Exercise:
Where does the string "Needs" appear in the records? Copy every line that contains it.

---------- Supplied data

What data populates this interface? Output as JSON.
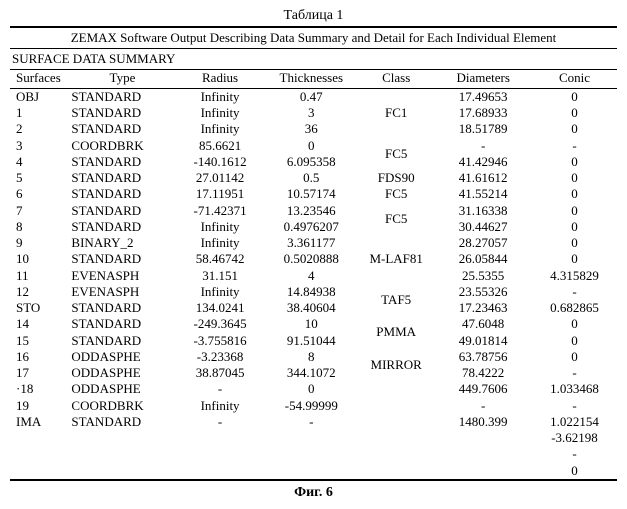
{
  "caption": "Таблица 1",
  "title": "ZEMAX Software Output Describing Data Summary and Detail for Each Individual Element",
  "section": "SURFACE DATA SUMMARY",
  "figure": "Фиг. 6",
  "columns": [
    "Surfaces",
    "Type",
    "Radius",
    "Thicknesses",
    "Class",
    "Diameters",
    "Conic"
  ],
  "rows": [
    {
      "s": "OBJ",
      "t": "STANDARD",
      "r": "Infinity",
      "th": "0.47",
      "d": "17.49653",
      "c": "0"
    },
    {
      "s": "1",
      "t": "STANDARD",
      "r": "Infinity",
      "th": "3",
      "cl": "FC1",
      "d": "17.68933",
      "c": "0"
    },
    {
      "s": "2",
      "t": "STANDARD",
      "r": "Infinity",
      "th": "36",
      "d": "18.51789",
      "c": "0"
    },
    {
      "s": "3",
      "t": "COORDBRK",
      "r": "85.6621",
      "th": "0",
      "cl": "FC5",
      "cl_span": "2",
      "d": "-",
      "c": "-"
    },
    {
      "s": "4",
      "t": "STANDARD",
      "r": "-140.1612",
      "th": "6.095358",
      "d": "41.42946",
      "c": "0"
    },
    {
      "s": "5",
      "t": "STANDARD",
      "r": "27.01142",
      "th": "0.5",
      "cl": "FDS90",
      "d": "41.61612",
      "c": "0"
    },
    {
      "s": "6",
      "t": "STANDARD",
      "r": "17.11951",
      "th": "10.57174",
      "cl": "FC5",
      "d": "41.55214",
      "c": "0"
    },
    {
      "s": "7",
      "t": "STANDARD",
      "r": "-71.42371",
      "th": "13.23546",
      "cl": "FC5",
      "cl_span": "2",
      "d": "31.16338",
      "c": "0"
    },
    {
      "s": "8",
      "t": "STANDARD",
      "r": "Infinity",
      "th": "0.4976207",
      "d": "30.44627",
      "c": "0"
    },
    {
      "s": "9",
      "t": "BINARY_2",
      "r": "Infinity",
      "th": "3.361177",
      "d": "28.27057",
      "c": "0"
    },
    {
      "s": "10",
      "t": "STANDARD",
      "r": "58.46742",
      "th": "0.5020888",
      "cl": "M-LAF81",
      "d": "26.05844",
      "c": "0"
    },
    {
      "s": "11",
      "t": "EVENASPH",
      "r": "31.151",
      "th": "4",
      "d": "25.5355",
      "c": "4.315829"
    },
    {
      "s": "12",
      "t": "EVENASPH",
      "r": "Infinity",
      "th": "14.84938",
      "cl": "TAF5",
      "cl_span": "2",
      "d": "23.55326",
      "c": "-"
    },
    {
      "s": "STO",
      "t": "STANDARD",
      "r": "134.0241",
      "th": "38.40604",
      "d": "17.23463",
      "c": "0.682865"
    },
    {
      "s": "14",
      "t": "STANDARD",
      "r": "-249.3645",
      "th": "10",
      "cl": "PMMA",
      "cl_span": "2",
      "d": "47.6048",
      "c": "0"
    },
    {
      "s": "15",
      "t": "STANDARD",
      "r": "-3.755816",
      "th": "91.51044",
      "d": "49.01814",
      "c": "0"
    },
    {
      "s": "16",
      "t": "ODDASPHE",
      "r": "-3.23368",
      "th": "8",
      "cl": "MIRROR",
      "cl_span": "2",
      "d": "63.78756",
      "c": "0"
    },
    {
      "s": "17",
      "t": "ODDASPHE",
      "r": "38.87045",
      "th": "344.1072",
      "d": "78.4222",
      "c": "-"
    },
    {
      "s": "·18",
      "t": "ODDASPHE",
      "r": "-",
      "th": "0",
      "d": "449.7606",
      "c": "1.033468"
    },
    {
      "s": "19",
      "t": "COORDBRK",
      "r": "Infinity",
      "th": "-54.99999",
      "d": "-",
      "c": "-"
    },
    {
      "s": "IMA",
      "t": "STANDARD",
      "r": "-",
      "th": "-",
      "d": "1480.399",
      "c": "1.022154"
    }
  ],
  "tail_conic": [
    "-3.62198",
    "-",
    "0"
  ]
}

--------------------
---------- Supplied data

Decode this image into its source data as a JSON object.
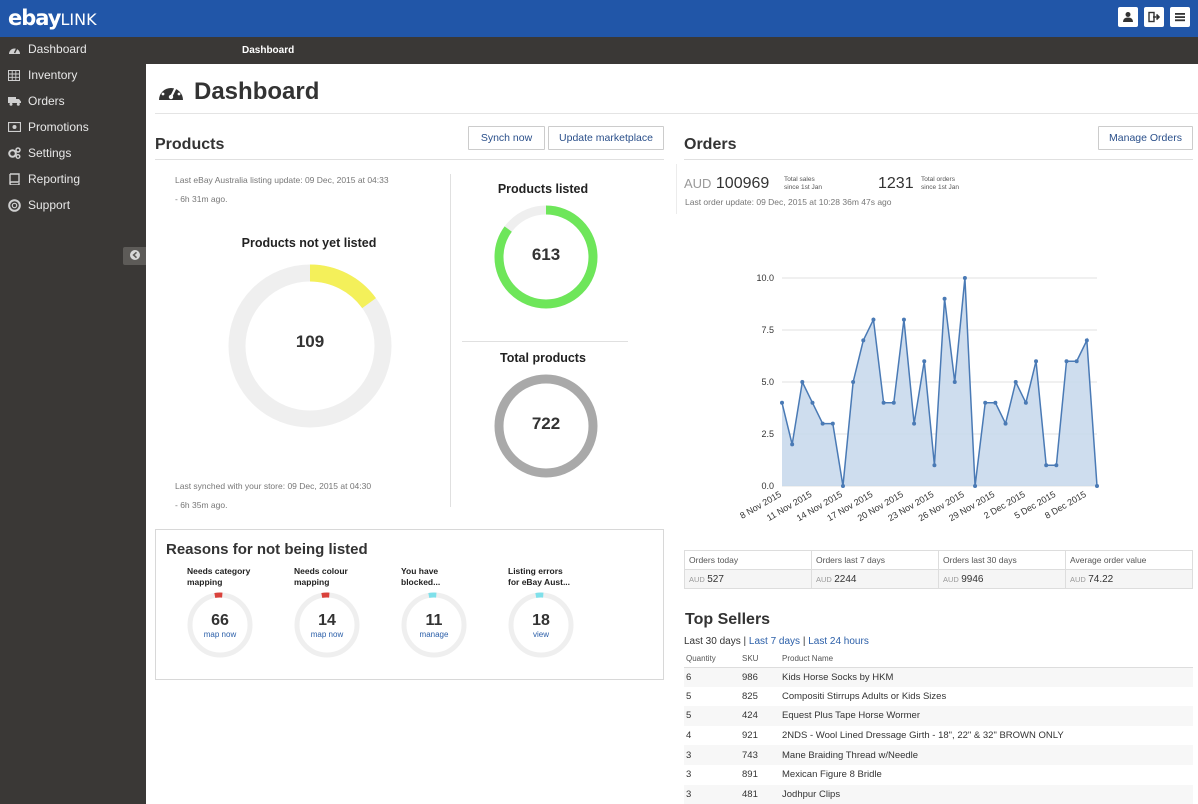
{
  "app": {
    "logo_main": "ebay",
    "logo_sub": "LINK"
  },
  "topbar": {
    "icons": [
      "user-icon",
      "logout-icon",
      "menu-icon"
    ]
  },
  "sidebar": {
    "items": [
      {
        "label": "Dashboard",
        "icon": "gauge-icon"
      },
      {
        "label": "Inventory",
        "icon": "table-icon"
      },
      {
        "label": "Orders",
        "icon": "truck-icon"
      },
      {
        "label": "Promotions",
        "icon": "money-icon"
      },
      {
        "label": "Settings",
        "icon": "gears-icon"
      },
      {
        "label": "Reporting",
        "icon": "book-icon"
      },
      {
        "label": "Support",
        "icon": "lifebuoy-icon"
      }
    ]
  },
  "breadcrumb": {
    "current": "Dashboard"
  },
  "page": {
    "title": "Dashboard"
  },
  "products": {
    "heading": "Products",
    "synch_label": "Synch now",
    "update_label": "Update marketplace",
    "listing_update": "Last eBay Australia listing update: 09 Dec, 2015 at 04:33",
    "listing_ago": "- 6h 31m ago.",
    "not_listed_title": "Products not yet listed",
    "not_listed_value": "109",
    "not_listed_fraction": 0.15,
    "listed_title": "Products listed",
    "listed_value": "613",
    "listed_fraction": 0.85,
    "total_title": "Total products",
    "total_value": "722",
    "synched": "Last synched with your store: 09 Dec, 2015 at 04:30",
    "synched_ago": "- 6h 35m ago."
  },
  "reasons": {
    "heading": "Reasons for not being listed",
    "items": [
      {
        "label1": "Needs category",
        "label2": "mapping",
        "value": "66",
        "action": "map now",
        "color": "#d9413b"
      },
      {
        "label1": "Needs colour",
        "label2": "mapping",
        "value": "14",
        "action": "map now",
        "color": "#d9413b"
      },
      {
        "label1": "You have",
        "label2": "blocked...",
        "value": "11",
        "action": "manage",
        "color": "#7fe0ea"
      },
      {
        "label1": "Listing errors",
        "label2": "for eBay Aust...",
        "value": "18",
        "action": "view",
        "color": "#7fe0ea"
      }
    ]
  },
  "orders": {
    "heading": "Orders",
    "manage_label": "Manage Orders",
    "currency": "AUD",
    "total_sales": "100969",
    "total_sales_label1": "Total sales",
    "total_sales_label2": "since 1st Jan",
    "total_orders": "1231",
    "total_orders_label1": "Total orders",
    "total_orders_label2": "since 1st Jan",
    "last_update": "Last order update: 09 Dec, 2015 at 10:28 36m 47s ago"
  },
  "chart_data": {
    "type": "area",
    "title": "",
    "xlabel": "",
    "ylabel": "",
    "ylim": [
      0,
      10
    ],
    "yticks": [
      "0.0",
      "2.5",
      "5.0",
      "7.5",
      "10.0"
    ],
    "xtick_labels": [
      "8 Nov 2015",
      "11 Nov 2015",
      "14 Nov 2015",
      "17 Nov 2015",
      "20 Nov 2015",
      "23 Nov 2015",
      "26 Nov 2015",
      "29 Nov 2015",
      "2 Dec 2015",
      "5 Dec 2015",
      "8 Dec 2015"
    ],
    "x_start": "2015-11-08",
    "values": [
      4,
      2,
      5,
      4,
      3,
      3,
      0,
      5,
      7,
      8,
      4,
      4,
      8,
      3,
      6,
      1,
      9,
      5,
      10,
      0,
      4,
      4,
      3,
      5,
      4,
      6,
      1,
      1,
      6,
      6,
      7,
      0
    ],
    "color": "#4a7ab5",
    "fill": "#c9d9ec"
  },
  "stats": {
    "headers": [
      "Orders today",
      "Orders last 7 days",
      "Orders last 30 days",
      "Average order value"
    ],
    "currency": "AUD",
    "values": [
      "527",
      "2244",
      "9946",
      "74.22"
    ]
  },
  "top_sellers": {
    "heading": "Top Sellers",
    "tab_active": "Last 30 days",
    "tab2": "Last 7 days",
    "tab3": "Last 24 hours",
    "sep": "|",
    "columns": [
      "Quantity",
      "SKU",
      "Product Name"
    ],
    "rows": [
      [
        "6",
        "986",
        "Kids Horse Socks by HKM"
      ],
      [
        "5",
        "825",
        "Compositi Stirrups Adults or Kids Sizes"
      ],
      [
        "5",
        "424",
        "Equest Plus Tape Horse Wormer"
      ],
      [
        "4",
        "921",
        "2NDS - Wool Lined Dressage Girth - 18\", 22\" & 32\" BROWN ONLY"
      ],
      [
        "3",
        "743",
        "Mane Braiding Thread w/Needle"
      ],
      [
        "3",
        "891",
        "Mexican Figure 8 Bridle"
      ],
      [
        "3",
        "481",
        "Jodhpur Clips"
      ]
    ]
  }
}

--------------------

Correct response:
        "label1": "Needs category",
        "label1": "Needs colour",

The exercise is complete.